### SELECTED EXTRACT
⟨

Fairies are often shown to be young, sometimes winged, humanoid of small structure, they originally were depicted quite differently: tall, radiant, angelic beings or short, wizened trolls being two of the commonly mentioned forms.
The early modern fairies do not have any single origin, representing a conflation of disparate elements of folk belief, influenced by literature and by learned speculation (e.g. alchemy). In folklore, they are variously regarded as a “natural” but hidden species, as spirits of the dead, or as descendants of either fallen angels or demons
One common theme found among the Celtic nation (territories in Northern and Western Europe where Celtic languages or cultural traits have survived) describes a race of diminutive people who had been driven into hiding by invading humans. When considered as beings that a person might actually encounter, fairies were noted for their mischief and malice.
Fairies are generally described as human in appearance and having magical powers.
A belief held that they were a class of “demoted” angels. One popular story held that when the angels revolted, God ordered the gates shut; those still in heaven remained angels, those in hell became demons, and those caught in between became fairies. Others held that they had been thrown out of heaven, not being good enough, but they were not evil enough for hell
Their origins are less clear in the folklore, being variously dead, or some form of demon, or a species completely independent of humans  or angels.

⟩

### DATASET ROWS
⟨

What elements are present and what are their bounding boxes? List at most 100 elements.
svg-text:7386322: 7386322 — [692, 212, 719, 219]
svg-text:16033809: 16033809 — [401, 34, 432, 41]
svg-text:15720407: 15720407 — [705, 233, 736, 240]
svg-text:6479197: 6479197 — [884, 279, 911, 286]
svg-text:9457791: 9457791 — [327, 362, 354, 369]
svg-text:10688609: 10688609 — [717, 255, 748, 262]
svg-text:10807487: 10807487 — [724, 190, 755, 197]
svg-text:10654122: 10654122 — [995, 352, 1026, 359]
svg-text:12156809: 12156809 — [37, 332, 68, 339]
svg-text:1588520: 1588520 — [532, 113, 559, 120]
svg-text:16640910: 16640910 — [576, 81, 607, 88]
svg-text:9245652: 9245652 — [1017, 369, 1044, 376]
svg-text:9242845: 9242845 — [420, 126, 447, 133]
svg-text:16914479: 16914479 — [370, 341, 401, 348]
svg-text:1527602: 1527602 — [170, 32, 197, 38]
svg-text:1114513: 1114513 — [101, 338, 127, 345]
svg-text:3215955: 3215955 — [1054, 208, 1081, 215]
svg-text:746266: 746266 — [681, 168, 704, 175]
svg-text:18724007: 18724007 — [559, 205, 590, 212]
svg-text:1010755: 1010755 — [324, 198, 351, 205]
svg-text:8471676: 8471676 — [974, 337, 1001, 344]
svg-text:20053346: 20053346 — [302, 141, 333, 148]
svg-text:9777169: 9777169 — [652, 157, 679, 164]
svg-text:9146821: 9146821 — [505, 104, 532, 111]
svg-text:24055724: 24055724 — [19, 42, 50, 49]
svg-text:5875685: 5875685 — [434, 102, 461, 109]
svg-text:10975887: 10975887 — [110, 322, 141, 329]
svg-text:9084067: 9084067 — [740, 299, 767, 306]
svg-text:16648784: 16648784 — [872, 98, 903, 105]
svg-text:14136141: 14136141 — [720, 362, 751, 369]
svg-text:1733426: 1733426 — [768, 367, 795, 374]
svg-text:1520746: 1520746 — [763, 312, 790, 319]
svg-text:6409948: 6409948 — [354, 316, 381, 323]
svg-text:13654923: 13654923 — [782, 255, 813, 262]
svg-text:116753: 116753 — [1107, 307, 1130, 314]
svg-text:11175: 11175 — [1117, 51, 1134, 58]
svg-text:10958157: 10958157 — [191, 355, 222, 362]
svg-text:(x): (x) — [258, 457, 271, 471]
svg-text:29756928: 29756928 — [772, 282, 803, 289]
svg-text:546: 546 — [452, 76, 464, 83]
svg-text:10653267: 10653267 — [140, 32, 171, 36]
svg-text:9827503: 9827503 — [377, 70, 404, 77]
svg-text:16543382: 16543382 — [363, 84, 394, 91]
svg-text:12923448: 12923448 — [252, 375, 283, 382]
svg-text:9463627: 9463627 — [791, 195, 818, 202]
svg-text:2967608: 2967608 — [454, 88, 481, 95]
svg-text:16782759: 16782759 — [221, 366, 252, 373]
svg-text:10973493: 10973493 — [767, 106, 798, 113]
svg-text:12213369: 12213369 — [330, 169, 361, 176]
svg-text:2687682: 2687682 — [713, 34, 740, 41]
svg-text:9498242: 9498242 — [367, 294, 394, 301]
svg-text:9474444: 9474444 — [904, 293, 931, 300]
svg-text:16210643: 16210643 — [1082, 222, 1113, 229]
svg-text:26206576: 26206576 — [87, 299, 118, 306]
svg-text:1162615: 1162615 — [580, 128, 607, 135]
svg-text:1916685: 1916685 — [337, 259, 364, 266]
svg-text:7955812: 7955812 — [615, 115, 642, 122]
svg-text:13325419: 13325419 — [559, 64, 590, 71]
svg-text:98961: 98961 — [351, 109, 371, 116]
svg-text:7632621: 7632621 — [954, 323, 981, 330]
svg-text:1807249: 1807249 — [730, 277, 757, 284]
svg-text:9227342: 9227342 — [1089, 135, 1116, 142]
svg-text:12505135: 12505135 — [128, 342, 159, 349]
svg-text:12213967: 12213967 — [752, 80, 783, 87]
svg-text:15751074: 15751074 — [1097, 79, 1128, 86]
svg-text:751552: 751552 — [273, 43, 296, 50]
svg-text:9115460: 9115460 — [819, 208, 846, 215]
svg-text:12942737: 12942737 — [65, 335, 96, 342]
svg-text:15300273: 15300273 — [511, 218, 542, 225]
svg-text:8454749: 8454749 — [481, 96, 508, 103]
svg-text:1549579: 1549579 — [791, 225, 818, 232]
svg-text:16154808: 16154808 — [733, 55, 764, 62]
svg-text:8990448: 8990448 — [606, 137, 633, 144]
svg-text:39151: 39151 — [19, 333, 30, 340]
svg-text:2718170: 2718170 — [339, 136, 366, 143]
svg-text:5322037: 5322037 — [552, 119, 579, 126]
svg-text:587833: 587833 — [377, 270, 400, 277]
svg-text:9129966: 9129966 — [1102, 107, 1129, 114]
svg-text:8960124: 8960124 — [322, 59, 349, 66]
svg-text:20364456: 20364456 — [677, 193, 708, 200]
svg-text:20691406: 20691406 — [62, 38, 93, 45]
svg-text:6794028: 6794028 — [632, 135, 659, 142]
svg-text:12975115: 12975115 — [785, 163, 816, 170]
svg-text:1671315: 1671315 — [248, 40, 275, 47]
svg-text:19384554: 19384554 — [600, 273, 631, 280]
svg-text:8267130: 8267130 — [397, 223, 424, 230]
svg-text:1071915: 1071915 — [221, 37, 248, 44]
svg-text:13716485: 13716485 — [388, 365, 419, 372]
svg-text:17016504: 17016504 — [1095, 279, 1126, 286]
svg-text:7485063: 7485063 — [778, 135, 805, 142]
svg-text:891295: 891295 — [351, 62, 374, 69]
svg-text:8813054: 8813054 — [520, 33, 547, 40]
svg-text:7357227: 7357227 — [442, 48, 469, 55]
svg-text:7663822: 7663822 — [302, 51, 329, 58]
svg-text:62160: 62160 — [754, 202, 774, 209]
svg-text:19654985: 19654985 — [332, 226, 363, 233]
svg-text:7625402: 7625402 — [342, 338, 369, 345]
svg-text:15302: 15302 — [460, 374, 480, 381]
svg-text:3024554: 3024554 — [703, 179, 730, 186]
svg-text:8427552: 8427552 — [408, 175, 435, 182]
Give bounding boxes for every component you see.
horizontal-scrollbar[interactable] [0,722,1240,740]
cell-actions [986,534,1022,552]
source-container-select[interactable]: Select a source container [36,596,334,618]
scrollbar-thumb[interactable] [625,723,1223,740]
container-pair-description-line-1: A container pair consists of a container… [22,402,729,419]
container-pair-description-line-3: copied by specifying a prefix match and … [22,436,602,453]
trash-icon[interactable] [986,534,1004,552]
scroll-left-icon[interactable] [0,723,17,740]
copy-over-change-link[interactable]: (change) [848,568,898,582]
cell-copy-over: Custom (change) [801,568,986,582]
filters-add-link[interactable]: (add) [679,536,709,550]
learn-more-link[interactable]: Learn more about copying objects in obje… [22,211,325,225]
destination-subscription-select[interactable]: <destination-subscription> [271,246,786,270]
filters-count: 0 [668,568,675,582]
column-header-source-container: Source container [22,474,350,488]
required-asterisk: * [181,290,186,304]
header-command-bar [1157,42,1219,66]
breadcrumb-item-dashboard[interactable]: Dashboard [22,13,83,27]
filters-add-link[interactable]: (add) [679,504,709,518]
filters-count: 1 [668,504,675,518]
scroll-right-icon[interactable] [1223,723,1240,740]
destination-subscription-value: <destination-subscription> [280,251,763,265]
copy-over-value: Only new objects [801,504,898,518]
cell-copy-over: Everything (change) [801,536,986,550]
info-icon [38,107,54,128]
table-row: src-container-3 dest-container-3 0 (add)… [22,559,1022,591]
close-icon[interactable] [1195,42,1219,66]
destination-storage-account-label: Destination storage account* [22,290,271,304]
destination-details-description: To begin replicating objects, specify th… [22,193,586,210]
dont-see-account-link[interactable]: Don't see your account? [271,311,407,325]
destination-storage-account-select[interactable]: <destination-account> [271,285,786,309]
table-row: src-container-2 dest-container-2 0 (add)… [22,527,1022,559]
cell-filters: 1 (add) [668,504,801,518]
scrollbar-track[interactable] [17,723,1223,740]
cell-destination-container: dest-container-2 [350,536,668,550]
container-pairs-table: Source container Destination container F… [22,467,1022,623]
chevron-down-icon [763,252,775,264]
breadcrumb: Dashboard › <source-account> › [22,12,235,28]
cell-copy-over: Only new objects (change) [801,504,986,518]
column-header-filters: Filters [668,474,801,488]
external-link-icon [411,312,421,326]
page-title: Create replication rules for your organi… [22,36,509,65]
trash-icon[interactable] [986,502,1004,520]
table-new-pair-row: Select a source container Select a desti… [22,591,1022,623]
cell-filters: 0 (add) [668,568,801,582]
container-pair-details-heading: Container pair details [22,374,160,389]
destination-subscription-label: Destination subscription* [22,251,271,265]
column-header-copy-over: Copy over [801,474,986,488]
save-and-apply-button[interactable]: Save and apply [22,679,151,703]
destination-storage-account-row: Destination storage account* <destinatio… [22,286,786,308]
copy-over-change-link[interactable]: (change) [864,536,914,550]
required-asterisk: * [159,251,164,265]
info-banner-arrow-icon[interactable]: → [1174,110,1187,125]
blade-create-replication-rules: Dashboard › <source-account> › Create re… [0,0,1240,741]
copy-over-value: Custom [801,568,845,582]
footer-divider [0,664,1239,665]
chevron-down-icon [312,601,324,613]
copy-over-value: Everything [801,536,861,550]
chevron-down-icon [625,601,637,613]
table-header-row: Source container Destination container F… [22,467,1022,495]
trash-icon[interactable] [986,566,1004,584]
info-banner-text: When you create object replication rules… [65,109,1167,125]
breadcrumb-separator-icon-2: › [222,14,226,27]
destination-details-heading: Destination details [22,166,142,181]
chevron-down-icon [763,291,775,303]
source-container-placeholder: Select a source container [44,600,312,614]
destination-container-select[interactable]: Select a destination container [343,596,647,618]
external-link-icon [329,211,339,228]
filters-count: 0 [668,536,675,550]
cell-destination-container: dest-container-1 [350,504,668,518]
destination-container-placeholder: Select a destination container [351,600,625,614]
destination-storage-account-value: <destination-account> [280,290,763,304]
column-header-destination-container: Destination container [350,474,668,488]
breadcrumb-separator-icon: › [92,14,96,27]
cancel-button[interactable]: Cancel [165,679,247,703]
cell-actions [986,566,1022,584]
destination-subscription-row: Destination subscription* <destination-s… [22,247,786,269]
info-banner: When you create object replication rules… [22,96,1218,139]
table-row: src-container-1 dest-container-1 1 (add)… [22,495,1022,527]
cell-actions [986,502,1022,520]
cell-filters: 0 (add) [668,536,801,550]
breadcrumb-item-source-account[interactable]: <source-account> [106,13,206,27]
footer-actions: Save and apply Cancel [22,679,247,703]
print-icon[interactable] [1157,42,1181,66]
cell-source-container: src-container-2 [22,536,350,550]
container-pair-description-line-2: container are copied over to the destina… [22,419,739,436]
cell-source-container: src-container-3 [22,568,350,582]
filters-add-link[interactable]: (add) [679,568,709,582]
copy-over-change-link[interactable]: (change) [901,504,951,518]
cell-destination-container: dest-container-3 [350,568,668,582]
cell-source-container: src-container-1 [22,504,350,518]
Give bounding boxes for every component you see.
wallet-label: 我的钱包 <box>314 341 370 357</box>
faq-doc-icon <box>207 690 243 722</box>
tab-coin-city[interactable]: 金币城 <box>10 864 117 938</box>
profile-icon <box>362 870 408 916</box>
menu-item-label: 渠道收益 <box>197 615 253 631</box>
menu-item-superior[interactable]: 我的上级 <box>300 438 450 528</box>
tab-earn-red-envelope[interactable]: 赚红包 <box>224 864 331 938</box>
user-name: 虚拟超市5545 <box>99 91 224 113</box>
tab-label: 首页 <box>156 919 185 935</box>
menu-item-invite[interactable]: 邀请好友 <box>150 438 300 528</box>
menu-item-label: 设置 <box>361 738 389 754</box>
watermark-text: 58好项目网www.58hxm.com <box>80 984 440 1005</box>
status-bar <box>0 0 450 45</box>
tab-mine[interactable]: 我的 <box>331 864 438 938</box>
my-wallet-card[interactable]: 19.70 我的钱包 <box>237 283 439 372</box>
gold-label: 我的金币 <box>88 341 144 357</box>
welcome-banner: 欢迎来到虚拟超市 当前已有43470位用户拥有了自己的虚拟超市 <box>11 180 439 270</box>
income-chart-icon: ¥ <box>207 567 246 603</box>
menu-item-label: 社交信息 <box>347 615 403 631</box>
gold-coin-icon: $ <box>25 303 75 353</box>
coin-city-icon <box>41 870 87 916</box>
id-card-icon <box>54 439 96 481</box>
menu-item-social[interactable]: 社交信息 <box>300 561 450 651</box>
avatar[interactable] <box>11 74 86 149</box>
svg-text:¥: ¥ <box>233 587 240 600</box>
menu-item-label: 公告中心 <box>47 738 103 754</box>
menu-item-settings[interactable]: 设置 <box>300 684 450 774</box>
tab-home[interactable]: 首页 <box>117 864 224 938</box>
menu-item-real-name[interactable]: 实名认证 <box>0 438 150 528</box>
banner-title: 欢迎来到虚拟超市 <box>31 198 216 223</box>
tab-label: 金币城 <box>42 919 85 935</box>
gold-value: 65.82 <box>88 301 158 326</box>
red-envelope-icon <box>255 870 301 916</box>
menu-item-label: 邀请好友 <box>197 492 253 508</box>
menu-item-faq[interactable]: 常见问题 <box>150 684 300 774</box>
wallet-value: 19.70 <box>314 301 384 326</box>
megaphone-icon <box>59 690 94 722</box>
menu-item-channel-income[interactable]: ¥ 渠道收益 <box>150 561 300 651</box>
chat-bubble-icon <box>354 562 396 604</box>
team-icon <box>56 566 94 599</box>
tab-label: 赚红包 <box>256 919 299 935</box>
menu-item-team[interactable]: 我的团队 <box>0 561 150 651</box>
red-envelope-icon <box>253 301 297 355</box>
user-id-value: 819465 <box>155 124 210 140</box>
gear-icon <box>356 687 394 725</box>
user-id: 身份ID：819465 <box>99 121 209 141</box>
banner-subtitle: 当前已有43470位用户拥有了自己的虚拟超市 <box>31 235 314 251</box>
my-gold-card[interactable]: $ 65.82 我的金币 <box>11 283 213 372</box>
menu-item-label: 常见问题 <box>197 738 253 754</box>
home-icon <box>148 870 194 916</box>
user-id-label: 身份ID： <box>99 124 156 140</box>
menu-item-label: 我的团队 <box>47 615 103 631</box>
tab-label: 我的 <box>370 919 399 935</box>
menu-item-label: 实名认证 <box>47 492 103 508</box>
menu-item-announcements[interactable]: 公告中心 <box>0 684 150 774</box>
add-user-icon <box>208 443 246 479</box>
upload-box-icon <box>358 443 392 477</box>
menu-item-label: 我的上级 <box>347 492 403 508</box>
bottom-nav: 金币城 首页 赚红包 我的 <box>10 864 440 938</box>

⟩

### GIVEN REQUEST 1
Reproduce the passage on fairies word for word, from "The early modern" to "having magical powers.".
### GIVEN REQUEST 2
Carry on the passage about fairies from the point where it ends.

### EXPECTED ANSWER 1
The early modern fairies do not have any single origin, representing a conflation of disparate elements of folk belief, influenced by literature and by learned speculation (e.g. alchemy). In folklore, they are variously regarded as a “natural” but hidden species, as spirits of the dead, or as descendants of either fallen angels or demons
One common theme found among the Celtic nation (territories in Northern and Western Europe where Celtic languages or cultural traits have survived) describes a race of diminutive people who had been driven into hiding by invading humans. When considered as beings that a person might actually encounter, fairies were noted for their mischief and malice.
Fairies are generally described as human in appearance and having magical powers.

### EXPECTED ANSWER 2
Fairies have their historical origin in the conflation of Celtic (Breton, Welsh) traditions in the Middle French medieval romance, e.g. as one of the beings that a knight errant might encounter

10. The philipine Manananggal


Manananggal, sometimes referred to as Tik-tik, is one of the most famous mythological creatures in the Philippines. The word “manananggal” literally means “one who detaches.” It can detach its upper body from its lower body after undergoing a gruesome transformation. At day light, it takes the form of a very beautiful woman, an effective way to spy for naïve victims and luring them to devour. When night falls, it retreats to a hiding spot to and begins its ritual and transform into a hideous, vampire-like hunter preying on humans.


The ritual starts with anointing its human body with a special type of oil. Slowly, its body grows a pair of enormous bat-like wings, very sharp teeth and a dreadfully long sharp tongue. In the process, it produces this very tiny shrieking sound repeatedly. Then it separates itself from its lower body and flies to the air to begin hunting for its prey, leaving its legs and the bottom half of its torso on the ground.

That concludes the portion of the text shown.